## Problem details
Each entry that follows must be output without any deviation.

___ Excerpted data ___

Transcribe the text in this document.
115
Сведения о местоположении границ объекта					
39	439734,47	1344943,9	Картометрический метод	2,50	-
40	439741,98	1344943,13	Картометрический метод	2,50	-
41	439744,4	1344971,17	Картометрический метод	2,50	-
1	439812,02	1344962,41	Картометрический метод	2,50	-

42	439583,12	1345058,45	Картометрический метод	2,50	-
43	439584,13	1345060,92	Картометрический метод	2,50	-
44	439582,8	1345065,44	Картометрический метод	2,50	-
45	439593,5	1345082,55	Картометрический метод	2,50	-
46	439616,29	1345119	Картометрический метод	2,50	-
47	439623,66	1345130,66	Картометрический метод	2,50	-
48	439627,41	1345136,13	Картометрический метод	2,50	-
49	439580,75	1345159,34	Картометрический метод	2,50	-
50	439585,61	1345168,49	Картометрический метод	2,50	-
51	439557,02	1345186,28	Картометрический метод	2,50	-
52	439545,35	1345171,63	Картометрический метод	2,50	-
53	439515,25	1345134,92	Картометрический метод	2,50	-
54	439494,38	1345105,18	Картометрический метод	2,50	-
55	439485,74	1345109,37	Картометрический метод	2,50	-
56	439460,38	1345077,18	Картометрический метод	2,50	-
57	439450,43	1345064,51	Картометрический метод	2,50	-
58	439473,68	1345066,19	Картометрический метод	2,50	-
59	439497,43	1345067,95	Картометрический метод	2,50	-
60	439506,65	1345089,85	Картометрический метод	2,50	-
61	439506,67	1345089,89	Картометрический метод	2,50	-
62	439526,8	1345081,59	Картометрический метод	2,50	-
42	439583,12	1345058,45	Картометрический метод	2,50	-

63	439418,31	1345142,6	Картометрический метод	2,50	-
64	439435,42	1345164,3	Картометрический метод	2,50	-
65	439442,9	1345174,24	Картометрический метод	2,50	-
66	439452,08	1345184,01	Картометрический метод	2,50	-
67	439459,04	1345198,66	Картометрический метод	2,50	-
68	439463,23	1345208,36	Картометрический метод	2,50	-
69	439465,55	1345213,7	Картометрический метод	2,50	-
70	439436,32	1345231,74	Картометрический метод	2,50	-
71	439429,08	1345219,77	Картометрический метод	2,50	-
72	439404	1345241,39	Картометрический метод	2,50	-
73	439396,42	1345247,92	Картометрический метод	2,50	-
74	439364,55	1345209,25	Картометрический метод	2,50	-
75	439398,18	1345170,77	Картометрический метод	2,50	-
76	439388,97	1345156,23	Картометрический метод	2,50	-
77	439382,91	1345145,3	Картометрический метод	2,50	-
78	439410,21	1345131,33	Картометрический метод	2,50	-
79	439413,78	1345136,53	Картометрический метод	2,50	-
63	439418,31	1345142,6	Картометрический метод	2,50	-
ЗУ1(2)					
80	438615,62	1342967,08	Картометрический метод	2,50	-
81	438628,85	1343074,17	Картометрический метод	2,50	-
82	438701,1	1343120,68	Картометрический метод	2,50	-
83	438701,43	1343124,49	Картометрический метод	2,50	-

___

## Correct output
Transcribe the text in this document.
115
Сведения о местоположении границ объекта					
39	439734,47	1344943,9	Картометрический метод	2,50	-
40	439741,98	1344943,13	Картометрический метод	2,50	-
41	439744,4	1344971,17	Картометрический метод	2,50	-
1	439812,02	1344962,41	Картометрический метод	2,50	-

42	439583,12	1345058,45	Картометрический метод	2,50	-
43	439584,13	1345060,92	Картометрический метод	2,50	-
44	439582,8	1345065,44	Картометрический метод	2,50	-
45	439593,5	1345082,55	Картометрический метод	2,50	-
46	439616,29	1345119	Картометрический метод	2,50	-
47	439623,66	1345130,66	Картометрический метод	2,50	-
48	439627,41	1345136,13	Картометрический метод	2,50	-
49	439580,75	1345159,34	Картометрический метод	2,50	-
50	439585,61	1345168,49	Картометрический метод	2,50	-
51	439557,02	1345186,28	Картометрический метод	2,50	-
52	439545,35	1345171,63	Картометрический метод	2,50	-
53	439515,25	1345134,92	Картометрический метод	2,50	-
54	439494,38	1345105,18	Картометрический метод	2,50	-
55	439485,74	1345109,37	Картометрический метод	2,50	-
56	439460,38	1345077,18	Картометрический метод	2,50	-
57	439450,43	1345064,51	Картометрический метод	2,50	-
58	439473,68	1345066,19	Картометрический метод	2,50	-
59	439497,43	1345067,95	Картометрический метод	2,50	-
60	439506,65	1345089,85	Картометрический метод	2,50	-
61	439506,67	1345089,89	Картометрический метод	2,50	-
62	439526,8	1345081,59	Картометрический метод	2,50	-
42	439583,12	1345058,45	Картометрический метод	2,50	-

63	439418,31	1345142,6	Картометрический метод	2,50	-
64	439435,42	1345164,3	Картометрический метод	2,50	-
65	439442,9	1345174,24	Картометрический метод	2,50	-
66	439452,08	1345184,01	Картометрический метод	2,50	-
67	439459,04	1345198,66	Картометрический метод	2,50	-
68	439463,23	1345208,36	Картометрический метод	2,50	-
69	439465,55	1345213,7	Картометрический метод	2,50	-
70	439436,32	1345231,74	Картометрический метод	2,50	-
71	439429,08	1345219,77	Картометрический метод	2,50	-
72	439404	1345241,39	Картометрический метод	2,50	-
73	439396,42	1345247,92	Картометрический метод	2,50	-
74	439364,55	1345209,25	Картометрический метод	2,50	-
75	439398,18	1345170,77	Картометрический метод	2,50	-
76	439388,97	1345156,23	Картометрический метод	2,50	-
77	439382,91	1345145,3	Картометрический метод	2,50	-
78	439410,21	1345131,33	Картометрический метод	2,50	-
79	439413,78	1345136,53	Картометрический метод	2,50	-
63	439418,31	1345142,6	Картометрический метод	2,50	-
ЗУ1(2)					
80	438615,62	1342967,08	Картометрический метод	2,50	-
81	438628,85	1343074,17	Картометрический метод	2,50	-
82	438701,1	1343120,68	Картометрический метод	2,50	-
83	438701,43	1343124,49	Картометрический метод	2,50	-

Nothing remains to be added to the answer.